Фрагмент интервью с В. Аксёновым с
первым упоминанием замысла романа, 1993 г.
И. СИД – В. АКСЁНОВ, для альманаха
"Крымская идея",
интервью опубликовано в газетах "Гуманитарный
Фонд" 01.11.93
и "Керченский рабочий", 19.08.1993,
тогда же, в сокращении – в газете "Таврические
ведомости".
- (...) Самый приблизительный
ретроспективный анализ Вашего творчества
позволяет условно выделить в его истории
какие-то периоды, или этапы. В 60-е годы это
романтическая городская проза ("Коллеги",
"Звёздный билет", "Золотая наша
железка"...). В 70-х годах - уже появление
какого-то щемящего чувства, боли, нерва. Не то
чтобы дисгармония, но какой-то общий дискомфорт,
что ли... "Поиски жанра", "Ожог",
"Остров Крым"... Восьмидесятые - это вообще
нечто, быть может, иное: скорее
документально-автобиографическая проза, вещи к
тому же сильно различающиеся между собой по
жанру. Каким будет - или становится - Аксёнов
девяностых?
- Я уже старый, Сид! Боже мой, мне искать ещё
какой-то новый период как-то смешно... Но... на
самом деле я всё-таки не считаю, что я
окончательно исчерпан. Я в конце концов пришёл к
тому моменту, когда не просто ищу чего-то нового,
но пытаюсь аккумулировать всё, что собрал за
долгие годы литературной работы... Я всю жизнь
старался быть, кроме всего прочего, хорошим
профессионалом своего дела. Когда я сейчас читаю
свои первые романы, романы молодого героя, я в них
вижу только элементы появляющегося
профессионализма и стиля. И кроме всего прочего,
что появлялось в моих последующих вещах, о чём Вы
верно говорили, - элементов сарказма и нерва, - в
них накапливался ещё и этот профессионализм.. Я
его очень ценю; я умею располагать слова в том
порядке, в каком создаётся... стиль. И я держусь
этого своего наработанного стиля, и сейчас вдруг
ни с того ни с сего, после многолетней работы над
трилогией, романом я вдруг почувствовал, что мне
нужно вернуться к рассказу. Может быть, это от
того, что я чувствовал, что мне надо укрепиться
как стилисту и романисту... У меня ведь и тема
одного из семинаров для студентов - "Рассказ -
школа прозы". И я всё это лето, просто для
своего удовольствия, даже не имея в виду
издателя, пишу рассказы... И - впервые я начал
писать о сегодняшнем дне России... да, о нынешней
России. Я боялся, я чувствовал, что боюсь писать
на эту тему. Причём я ощущал даже среди своих
старых друзей здесь... какое-то чувство такого
мандража, трясучку какую-то - по-моему, очень
многие писатели до сих пор ещё боятся писать об
этом времени... Поэтому я стараюсь скомбинировать
свои цели: с одной стороны, тренировка руки,
тренировка стиля, а с другой стороны - попытка
преодолеть вот это отчуждение, которое у меня
вдруг возникло. Я думаю, оно возникло не только
из-за того, что я живу за океаном, а что оно вообще
существует, это отчуждение писателя нашего
поколения от существующей сейчас в России
действительности. И я хочу закончить этот цикл
рассказов и начать большой роман... Где поместить
Америку и Россию вместе и поселить там какого-то
героя, который бы аккумулировал всю истерию этих
взаимоотношений.

|---|

→ ЗАДАНИЕ
Выпишите из фрагмента интервью все названия произведений Аксёнова. Опирайтесь только на фрагмент интервью.

|---|

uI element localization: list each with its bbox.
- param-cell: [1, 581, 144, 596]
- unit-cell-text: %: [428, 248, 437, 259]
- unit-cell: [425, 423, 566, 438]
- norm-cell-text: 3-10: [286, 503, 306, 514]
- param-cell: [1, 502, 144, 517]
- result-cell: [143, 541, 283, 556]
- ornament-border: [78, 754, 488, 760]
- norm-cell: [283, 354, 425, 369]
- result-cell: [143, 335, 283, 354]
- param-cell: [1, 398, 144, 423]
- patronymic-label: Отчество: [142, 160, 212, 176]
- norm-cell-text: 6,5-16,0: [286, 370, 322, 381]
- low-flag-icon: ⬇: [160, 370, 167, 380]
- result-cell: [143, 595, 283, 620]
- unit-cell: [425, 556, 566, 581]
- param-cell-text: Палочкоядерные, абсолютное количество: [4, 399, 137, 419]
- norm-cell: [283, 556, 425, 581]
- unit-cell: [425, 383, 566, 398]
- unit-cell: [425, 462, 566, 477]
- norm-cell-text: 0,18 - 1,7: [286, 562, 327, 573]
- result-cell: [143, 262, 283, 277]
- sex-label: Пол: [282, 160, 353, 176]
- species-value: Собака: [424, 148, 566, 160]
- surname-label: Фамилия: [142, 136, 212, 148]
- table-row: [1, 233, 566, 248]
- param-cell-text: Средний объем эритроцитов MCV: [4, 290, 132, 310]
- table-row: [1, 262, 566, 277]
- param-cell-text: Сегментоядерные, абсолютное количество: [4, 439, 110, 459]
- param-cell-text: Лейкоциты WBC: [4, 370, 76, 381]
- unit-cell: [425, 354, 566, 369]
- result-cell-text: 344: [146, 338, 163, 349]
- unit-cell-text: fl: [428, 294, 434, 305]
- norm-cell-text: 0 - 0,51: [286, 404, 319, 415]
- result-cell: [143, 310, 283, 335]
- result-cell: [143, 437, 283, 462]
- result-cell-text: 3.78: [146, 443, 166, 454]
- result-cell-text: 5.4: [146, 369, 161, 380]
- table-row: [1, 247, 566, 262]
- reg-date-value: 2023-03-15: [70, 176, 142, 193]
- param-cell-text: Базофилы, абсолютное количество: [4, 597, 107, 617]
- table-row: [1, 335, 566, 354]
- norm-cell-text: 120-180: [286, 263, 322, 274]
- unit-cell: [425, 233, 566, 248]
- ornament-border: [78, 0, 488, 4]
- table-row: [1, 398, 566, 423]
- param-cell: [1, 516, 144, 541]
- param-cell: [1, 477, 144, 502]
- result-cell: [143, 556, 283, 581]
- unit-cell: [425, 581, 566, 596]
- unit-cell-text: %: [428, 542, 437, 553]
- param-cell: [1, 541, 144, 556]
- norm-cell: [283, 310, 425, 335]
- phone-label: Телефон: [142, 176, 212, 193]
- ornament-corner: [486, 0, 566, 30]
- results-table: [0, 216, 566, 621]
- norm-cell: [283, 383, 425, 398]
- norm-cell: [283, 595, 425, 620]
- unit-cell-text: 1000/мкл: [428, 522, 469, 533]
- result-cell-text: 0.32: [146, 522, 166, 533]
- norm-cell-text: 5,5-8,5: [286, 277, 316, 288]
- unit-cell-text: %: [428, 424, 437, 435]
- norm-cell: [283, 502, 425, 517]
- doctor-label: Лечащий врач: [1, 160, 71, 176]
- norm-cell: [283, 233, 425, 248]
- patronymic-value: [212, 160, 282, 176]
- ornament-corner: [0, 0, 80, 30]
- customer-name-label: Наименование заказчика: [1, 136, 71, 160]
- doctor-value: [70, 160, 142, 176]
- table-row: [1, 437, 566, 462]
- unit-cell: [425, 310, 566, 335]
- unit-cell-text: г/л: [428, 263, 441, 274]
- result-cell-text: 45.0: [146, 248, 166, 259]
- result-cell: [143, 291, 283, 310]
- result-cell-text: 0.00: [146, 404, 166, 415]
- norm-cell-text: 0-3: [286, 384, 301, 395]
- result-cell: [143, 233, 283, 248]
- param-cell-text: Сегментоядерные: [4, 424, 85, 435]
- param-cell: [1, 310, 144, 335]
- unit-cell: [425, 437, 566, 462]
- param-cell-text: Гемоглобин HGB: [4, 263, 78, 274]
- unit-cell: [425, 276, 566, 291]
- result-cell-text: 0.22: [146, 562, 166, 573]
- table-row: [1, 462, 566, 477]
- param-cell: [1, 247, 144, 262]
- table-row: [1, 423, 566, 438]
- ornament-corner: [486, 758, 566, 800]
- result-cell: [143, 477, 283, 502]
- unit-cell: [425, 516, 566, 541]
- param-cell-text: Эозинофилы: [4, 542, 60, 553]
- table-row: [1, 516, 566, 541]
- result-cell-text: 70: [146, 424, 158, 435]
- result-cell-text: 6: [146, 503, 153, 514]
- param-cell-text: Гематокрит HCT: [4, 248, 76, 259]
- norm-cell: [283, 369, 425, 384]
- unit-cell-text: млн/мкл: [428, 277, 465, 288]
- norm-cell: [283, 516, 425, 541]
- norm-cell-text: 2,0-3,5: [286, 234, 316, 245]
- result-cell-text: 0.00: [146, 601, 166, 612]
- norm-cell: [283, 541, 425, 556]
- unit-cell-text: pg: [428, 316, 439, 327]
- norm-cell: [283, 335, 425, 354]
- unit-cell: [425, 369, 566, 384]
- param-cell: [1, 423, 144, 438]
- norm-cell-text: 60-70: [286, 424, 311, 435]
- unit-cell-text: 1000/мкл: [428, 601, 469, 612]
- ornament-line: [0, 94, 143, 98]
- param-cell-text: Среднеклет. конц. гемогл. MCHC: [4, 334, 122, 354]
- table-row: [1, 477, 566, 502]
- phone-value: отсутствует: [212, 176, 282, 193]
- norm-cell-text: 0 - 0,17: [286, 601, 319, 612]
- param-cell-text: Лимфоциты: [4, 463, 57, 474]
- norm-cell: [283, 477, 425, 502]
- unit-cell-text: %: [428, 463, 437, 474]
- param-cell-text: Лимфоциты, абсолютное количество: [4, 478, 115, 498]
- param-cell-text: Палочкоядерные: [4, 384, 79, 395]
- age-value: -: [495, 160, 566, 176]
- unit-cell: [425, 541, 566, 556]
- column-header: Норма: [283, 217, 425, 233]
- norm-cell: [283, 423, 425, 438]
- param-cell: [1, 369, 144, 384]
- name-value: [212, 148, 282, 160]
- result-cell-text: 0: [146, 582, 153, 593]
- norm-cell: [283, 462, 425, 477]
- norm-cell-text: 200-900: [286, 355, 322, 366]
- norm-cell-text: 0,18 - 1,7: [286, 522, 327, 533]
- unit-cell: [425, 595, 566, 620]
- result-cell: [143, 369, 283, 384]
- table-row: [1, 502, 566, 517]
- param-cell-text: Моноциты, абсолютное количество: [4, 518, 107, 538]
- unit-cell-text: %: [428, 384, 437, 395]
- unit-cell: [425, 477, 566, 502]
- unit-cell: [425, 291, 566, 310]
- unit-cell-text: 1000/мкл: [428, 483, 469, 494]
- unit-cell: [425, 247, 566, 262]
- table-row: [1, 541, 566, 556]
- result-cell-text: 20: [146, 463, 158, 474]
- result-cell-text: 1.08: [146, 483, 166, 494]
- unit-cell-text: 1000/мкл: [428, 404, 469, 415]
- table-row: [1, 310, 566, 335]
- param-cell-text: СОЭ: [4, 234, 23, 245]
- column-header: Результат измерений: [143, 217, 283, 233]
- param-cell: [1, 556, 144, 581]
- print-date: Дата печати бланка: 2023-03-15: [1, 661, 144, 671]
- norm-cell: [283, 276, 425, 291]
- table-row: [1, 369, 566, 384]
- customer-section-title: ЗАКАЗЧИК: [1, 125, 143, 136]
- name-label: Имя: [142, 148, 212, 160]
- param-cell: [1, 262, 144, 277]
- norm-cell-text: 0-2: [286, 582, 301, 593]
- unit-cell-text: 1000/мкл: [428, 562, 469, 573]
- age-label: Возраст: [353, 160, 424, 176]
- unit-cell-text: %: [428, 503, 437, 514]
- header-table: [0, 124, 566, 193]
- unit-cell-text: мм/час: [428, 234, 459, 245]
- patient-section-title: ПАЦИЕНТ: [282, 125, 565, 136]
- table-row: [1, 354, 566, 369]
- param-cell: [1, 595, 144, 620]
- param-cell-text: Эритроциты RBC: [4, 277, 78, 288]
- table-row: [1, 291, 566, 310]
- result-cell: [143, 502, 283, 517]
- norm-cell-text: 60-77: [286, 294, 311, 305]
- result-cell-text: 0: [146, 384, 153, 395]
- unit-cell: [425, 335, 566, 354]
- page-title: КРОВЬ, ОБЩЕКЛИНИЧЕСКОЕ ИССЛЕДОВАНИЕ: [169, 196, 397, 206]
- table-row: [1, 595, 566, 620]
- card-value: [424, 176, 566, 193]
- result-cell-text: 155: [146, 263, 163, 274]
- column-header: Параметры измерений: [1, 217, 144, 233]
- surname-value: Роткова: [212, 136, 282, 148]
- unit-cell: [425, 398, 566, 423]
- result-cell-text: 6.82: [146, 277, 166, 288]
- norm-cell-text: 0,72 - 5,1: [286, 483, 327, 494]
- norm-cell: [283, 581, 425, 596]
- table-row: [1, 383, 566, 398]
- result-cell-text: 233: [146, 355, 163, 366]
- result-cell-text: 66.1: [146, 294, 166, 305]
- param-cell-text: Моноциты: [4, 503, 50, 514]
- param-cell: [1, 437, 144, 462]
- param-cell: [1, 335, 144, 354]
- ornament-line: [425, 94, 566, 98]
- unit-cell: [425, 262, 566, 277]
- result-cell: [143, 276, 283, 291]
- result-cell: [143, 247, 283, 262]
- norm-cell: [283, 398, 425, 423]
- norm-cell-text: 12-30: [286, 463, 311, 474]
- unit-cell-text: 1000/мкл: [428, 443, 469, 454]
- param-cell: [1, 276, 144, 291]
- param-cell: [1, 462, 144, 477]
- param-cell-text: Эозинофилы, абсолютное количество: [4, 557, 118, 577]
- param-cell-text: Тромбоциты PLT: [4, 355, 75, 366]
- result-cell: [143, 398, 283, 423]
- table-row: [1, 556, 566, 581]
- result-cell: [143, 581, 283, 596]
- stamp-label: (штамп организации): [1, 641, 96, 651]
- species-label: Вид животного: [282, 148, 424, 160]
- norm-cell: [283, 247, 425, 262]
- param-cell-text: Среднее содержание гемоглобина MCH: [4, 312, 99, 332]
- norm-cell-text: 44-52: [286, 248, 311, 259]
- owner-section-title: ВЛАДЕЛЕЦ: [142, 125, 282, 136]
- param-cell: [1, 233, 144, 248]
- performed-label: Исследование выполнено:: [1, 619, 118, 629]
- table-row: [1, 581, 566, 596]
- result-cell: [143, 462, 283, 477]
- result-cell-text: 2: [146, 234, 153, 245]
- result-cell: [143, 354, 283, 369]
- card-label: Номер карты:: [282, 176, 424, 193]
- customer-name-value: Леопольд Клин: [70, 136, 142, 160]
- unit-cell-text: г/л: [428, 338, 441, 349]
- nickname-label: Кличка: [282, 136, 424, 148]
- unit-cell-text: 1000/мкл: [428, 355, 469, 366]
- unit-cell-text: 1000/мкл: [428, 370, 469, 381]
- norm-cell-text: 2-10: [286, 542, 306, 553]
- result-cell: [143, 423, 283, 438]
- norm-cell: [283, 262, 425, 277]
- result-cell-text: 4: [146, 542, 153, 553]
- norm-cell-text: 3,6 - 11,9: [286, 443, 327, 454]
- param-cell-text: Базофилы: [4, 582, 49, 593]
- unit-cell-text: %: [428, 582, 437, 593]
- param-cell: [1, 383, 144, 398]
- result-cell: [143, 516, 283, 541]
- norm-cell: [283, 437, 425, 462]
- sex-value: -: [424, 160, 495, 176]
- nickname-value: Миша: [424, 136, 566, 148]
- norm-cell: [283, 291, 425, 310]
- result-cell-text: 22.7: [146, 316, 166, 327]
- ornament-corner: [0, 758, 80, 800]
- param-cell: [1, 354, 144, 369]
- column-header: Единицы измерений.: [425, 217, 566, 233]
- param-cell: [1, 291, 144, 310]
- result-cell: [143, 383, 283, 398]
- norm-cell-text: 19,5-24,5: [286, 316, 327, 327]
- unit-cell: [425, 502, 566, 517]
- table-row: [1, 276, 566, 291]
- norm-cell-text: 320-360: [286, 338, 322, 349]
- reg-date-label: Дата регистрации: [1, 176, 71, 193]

|---|

→ ОТВЕТ
«Коллеги», «Звёздный билет», «Золотая наша железка», «Поиски жанра», «Ожог», «Остров Крым».